Written exercise: How many of the lines below hold the word "type"? Answer only with the number.

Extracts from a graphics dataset
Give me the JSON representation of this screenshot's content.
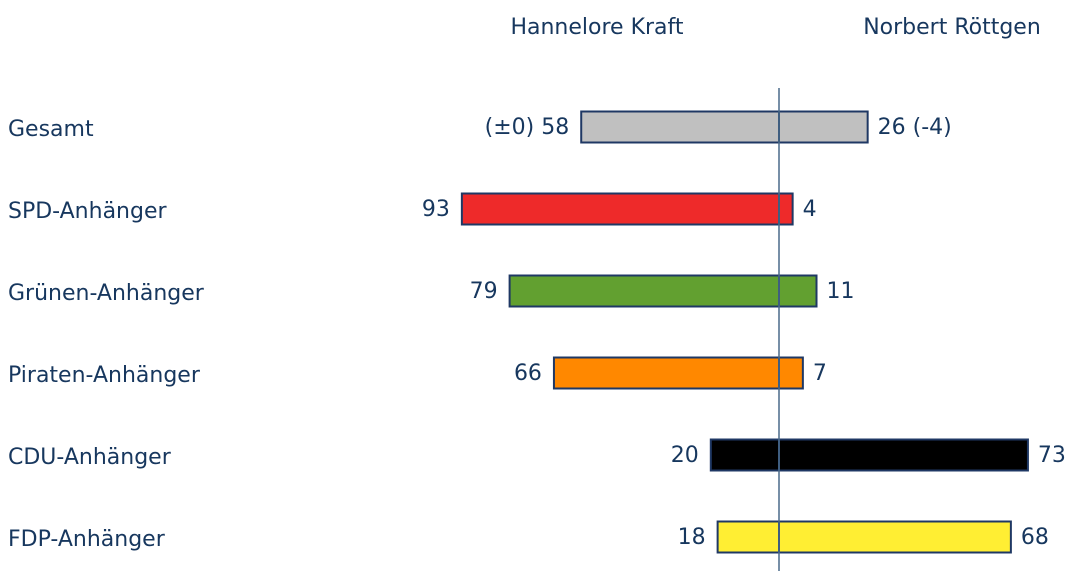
{
  "chart_data": {
    "type": "diverging_bar",
    "categories": [
      "Gesamt",
      "SPD-Anhänger",
      "Grünen-Anhänger",
      "Piraten-Anhänger",
      "CDU-Anhänger",
      "FDP-Anhänger"
    ],
    "colors": [
      "#c0c0c0",
      "#ee2a2a",
      "#62a030",
      "#ff8800",
      "#000000",
      "#ffee33"
    ],
    "series": [
      {
        "name": "Hannelore Kraft",
        "values": [
          58,
          93,
          79,
          66,
          20,
          18
        ],
        "value_labels": [
          "(±0) 58",
          "93",
          "79",
          "66",
          "20",
          "18"
        ]
      },
      {
        "name": "Norbert Röttgen",
        "values": [
          26,
          4,
          11,
          7,
          73,
          68
        ],
        "value_labels": [
          "26 (-4)",
          "4",
          "11",
          "7",
          "73",
          "68"
        ]
      }
    ]
  }
}
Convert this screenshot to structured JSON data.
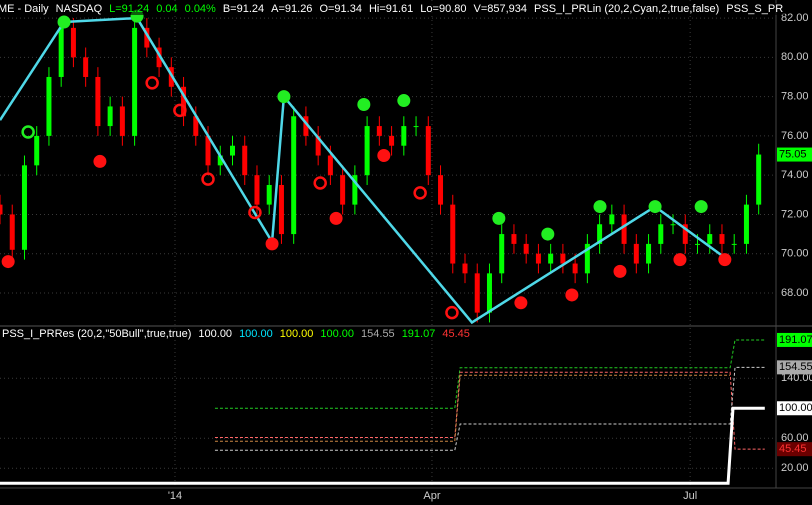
{
  "chart_data": [
    {
      "type": "candlestick",
      "legend": [
        {
          "text": "CME - Daily",
          "color": "#ffffff"
        },
        {
          "text": "NASDAQ",
          "color": "#ffffff"
        },
        {
          "text": "L=91.24",
          "color": "#00ff00"
        },
        {
          "text": "0.04",
          "color": "#00ff00"
        },
        {
          "text": "0.04%",
          "color": "#00ff00"
        },
        {
          "text": "B=91.24",
          "color": "#ffffff"
        },
        {
          "text": "A=91.26",
          "color": "#ffffff"
        },
        {
          "text": "O=91.34",
          "color": "#ffffff"
        },
        {
          "text": "Hi=91.61",
          "color": "#ffffff"
        },
        {
          "text": "Lo=90.80",
          "color": "#ffffff"
        },
        {
          "text": "V=857,934",
          "color": "#ffffff"
        },
        {
          "text": "PSS_I_PRLin (20,2,Cyan,2,true,false)",
          "color": "#ffffff"
        },
        {
          "text": "PSS_S_PR",
          "color": "#ffffff"
        }
      ],
      "x": [
        0,
        3,
        6,
        9,
        12,
        15,
        18,
        21,
        24,
        27,
        30,
        33,
        36,
        39,
        42,
        45,
        48,
        51,
        54,
        57,
        60,
        63,
        66,
        69,
        72,
        75,
        78,
        81,
        84,
        87,
        90,
        93,
        96,
        99,
        102,
        105,
        108,
        111,
        114,
        117,
        120,
        123,
        126,
        129,
        132,
        135,
        138,
        141,
        144,
        147,
        150,
        153,
        156,
        159,
        162,
        165,
        168,
        171,
        174,
        177,
        180,
        183,
        186
      ],
      "open": [
        72.5,
        72,
        70.2,
        74.5,
        76,
        79,
        81.5,
        80,
        79,
        76.5,
        77.5,
        76,
        81.5,
        80.5,
        79.5,
        78.5,
        77,
        76,
        74.5,
        75,
        75.5,
        74,
        72.5,
        73.5,
        71,
        77,
        76,
        75,
        74,
        72.5,
        74,
        76.5,
        76,
        75.5,
        76.5,
        76.5,
        74,
        72.5,
        69.5,
        69,
        67,
        69,
        71,
        70.5,
        70,
        69.5,
        70,
        69.5,
        69,
        70.5,
        71.5,
        72,
        70.5,
        69.5,
        70.5,
        71.5,
        71.5,
        70.5,
        70.5,
        71,
        70.5,
        70.5,
        72.5
      ],
      "high": [
        73,
        72.5,
        75,
        76.5,
        79.5,
        82,
        82,
        80.5,
        79.5,
        78,
        78,
        82,
        82,
        81,
        80,
        79,
        77.5,
        76.5,
        75.5,
        76,
        76,
        74.5,
        74,
        74,
        77.5,
        77.5,
        76.5,
        75.5,
        74.5,
        74.5,
        77,
        77,
        76.5,
        77,
        77,
        77,
        74.5,
        73,
        70,
        69.5,
        69.5,
        71.5,
        71.5,
        71,
        70.5,
        70.5,
        70.5,
        70,
        71,
        72,
        72.5,
        72.5,
        71,
        71,
        72,
        72,
        72,
        71,
        71.5,
        71.5,
        71,
        73,
        75.6
      ],
      "low": [
        71.5,
        69.7,
        69.7,
        74,
        75.5,
        78.5,
        79.5,
        78.5,
        76,
        76,
        75.5,
        75.5,
        80,
        79,
        78,
        76.5,
        75.5,
        74,
        74,
        74.5,
        73.5,
        72,
        72,
        70.5,
        70.5,
        75.5,
        74.5,
        73.5,
        72,
        72,
        73.5,
        75.5,
        75,
        75,
        76,
        73.5,
        72,
        69,
        68.5,
        66.5,
        66.5,
        68.5,
        70,
        69.5,
        69,
        69,
        69,
        68.5,
        68.5,
        70,
        71,
        70,
        69,
        69,
        70,
        71,
        70,
        70,
        70,
        70,
        70,
        70,
        72
      ],
      "close": [
        72,
        70.2,
        74.5,
        76,
        79,
        81.5,
        80,
        79,
        76.5,
        77.5,
        76,
        81.5,
        80.5,
        79.5,
        78.5,
        77,
        76,
        74.5,
        75,
        75.5,
        74,
        72.5,
        73.5,
        71,
        77,
        76,
        75,
        74,
        72.5,
        74,
        76.5,
        76,
        75.5,
        76.5,
        76.5,
        74,
        72.5,
        69.5,
        69,
        67,
        69,
        71,
        70.5,
        70,
        69.5,
        70,
        69.5,
        69,
        70.5,
        71.5,
        72,
        70.5,
        69.5,
        70.5,
        71.5,
        71.5,
        70.5,
        70.5,
        71,
        70.5,
        70.5,
        72.5,
        75.05
      ],
      "up_color": "#00ff00",
      "down_color": "#ff0000",
      "xlim": [
        0,
        190
      ],
      "xticks": [
        {
          "value": 42.9,
          "label": "'14"
        },
        {
          "value": 105.9,
          "label": "Apr"
        },
        {
          "value": 169.2,
          "label": "Jul"
        }
      ],
      "ylim": [
        66.37,
        82.92
      ],
      "yticks": [
        {
          "value": 68,
          "label": "68.00"
        },
        {
          "value": 70,
          "label": "70.00"
        },
        {
          "value": 72,
          "label": "72.00"
        },
        {
          "value": 74,
          "label": "74.00"
        },
        {
          "value": 76,
          "label": "76.00"
        },
        {
          "value": 78,
          "label": "78.00"
        },
        {
          "value": 80,
          "label": "80.00"
        },
        {
          "value": 82,
          "label": "82.00"
        }
      ],
      "grid": true,
      "zigzag": {
        "color": "#4fd8e8",
        "x": [
          0,
          15.7,
          33.6,
          66.7,
          69.6,
          115.7,
          160.6,
          177.7
        ],
        "values": [
          76.8,
          81.8,
          82.0,
          70.6,
          78.0,
          66.5,
          72.4,
          69.8
        ]
      },
      "pivot_highs": {
        "color": "#22ee22",
        "x": [
          15.7,
          33.6,
          69.6,
          89.2,
          99,
          122.3,
          134.3,
          147.1,
          160.6,
          171.9
        ],
        "values": [
          81.8,
          82.1,
          78.0,
          77.6,
          77.8,
          71.8,
          71.0,
          72.4,
          72.4,
          72.4
        ]
      },
      "pivot_highs_open": {
        "color": "#22ee22",
        "x": [
          6.9
        ],
        "values": [
          76.2
        ]
      },
      "pivot_lows": {
        "color": "#ff1111",
        "x": [
          2,
          24.5,
          66.7,
          82.4,
          94.1,
          127.7,
          140.2,
          152,
          166.7,
          177.7
        ],
        "values": [
          69.6,
          74.7,
          70.5,
          71.8,
          75.0,
          67.5,
          67.9,
          69.1,
          69.7,
          69.7
        ]
      },
      "pivot_lows_open": {
        "color": "#ff1111",
        "x": [
          37.3,
          44.1,
          51,
          62.5,
          78.5,
          103,
          110.8
        ],
        "values": [
          78.7,
          77.3,
          73.8,
          72.1,
          73.6,
          73.1,
          67.0
        ]
      },
      "last_value": {
        "value": 75.05,
        "color": "#00ff00"
      }
    },
    {
      "type": "line",
      "legend": [
        {
          "text": "PSS_I_PRRes (20,2,\"50Bull\",true,true)",
          "color": "#ffffff"
        },
        {
          "text": "100.00",
          "color": "#ffffff"
        },
        {
          "text": "100.00",
          "color": "#00e5ff"
        },
        {
          "text": "100.00",
          "color": "#ffff00"
        },
        {
          "text": "100.00",
          "color": "#00ff00"
        },
        {
          "text": "154.55",
          "color": "#aaaaaa"
        },
        {
          "text": "191.07",
          "color": "#00ff00"
        },
        {
          "text": "45.45",
          "color": "#ff3333"
        }
      ],
      "xlim": [
        0,
        190
      ],
      "ylim": [
        -5,
        207
      ],
      "yticks": [
        {
          "value": 20,
          "label": "20.00"
        },
        {
          "value": 60,
          "label": "60.00"
        },
        {
          "value": 140,
          "label": "140.00"
        }
      ],
      "series": [
        {
          "color": "#22cc22",
          "dashed": true,
          "x": [
            52.7,
            111.5,
            112.8,
            179,
            180.2,
            187.5
          ],
          "values": [
            100,
            100,
            154,
            154,
            191,
            191
          ]
        },
        {
          "color": "#ff6666",
          "dashed": true,
          "x": [
            52.7,
            111.5,
            112.8,
            179,
            180.2,
            187.5
          ],
          "values": [
            61,
            61,
            148,
            148,
            45.45,
            45.45
          ]
        },
        {
          "color": "#cc8844",
          "dashed": true,
          "x": [
            52.7,
            111.5,
            112.8,
            179
          ],
          "values": [
            56,
            56,
            144,
            144
          ]
        },
        {
          "color": "#cccccc",
          "dashed": true,
          "x": [
            52.7,
            111.5,
            112.8,
            179,
            180.2,
            187.5
          ],
          "values": [
            44,
            44,
            79,
            79,
            154.55,
            154.55
          ]
        },
        {
          "color": "#ffffff",
          "dashed": false,
          "x": [
            0,
            178.5,
            179.7,
            187.5
          ],
          "values": [
            0,
            0,
            100,
            100
          ]
        }
      ],
      "value_boxes": [
        {
          "value": 191.07,
          "color": "#00ff00",
          "text_color": "#000000"
        },
        {
          "value": 154.55,
          "color": "#aaaaaa",
          "text_color": "#000000"
        },
        {
          "value": 100,
          "label": "100.00",
          "color": "#ffffff",
          "text_color": "#000000"
        },
        {
          "value": 45.45,
          "color": "#6b0000",
          "text_color": "#ff3333"
        }
      ]
    }
  ]
}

Response to the task: 3